━━ RECORDS TO USE ━━

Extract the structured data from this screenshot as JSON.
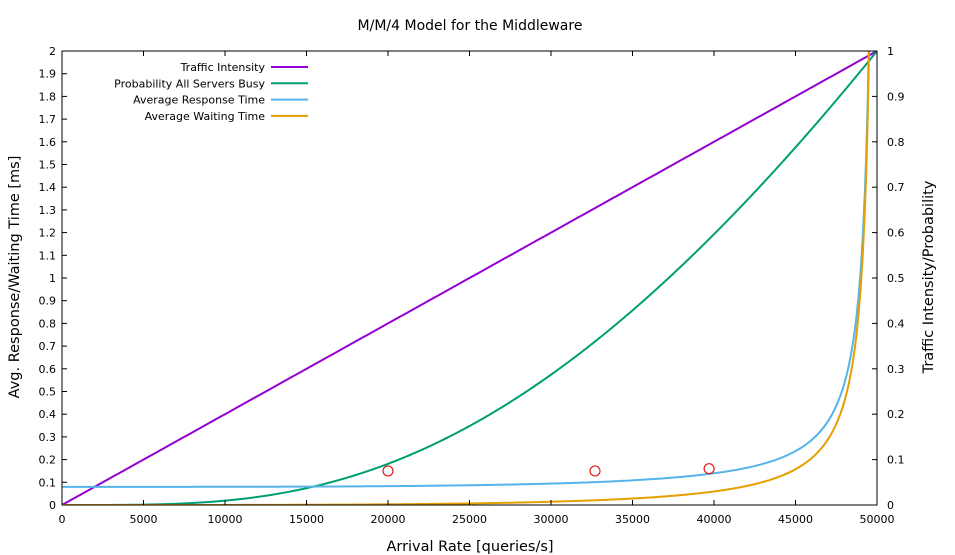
{
  "chart_data": {
    "type": "line",
    "title": "M/M/4 Model for the Middleware",
    "xlabel": "Arrival Rate [queries/s]",
    "ylabel": "Avg. Response/Waiting Time [ms]",
    "y2label": "Traffic Intensity/Probability",
    "xlim": [
      0,
      50000
    ],
    "ylim": [
      0,
      2
    ],
    "y2lim": [
      0,
      1
    ],
    "grid": false,
    "legend_position": "top-left",
    "x_ticks": [
      "0",
      "5000",
      "10000",
      "15000",
      "20000",
      "25000",
      "30000",
      "35000",
      "40000",
      "45000",
      "50000"
    ],
    "y_ticks": [
      "0",
      "0.1",
      "0.2",
      "0.3",
      "0.4",
      "0.5",
      "0.6",
      "0.7",
      "0.8",
      "0.9",
      "1",
      "1.1",
      "1.2",
      "1.3",
      "1.4",
      "1.5",
      "1.6",
      "1.7",
      "1.8",
      "1.9",
      "2"
    ],
    "y2_ticks": [
      "0",
      "0.1",
      "0.2",
      "0.3",
      "0.4",
      "0.5",
      "0.6",
      "0.7",
      "0.8",
      "0.9",
      "1"
    ],
    "model": {
      "servers": 4,
      "service_rate_per_server": 12500
    },
    "series": [
      {
        "name": "Traffic Intensity",
        "color": "#9400d3",
        "axis": "y2",
        "quantity": "traffic_intensity"
      },
      {
        "name": "Probability All Servers Busy",
        "color": "#009e73",
        "axis": "y2",
        "quantity": "probability_all_busy"
      },
      {
        "name": "Average Response Time",
        "color": "#56b4e9",
        "axis": "y",
        "quantity": "response_time_ms"
      },
      {
        "name": "Average Waiting Time",
        "color": "#e69f00",
        "axis": "y",
        "quantity": "waiting_time_ms"
      }
    ],
    "measured_points": {
      "color": "#e41a1c",
      "axis": "y",
      "points": [
        {
          "x": 20000,
          "y": 0.15
        },
        {
          "x": 32700,
          "y": 0.15
        },
        {
          "x": 39700,
          "y": 0.16
        }
      ]
    }
  }
}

━━━

Scan the entries above for the word "Average" and collect each line holding it.

WRITTEN ANSWER.
        "name": "Average Response Time",
        "name": "Average Waiting Time",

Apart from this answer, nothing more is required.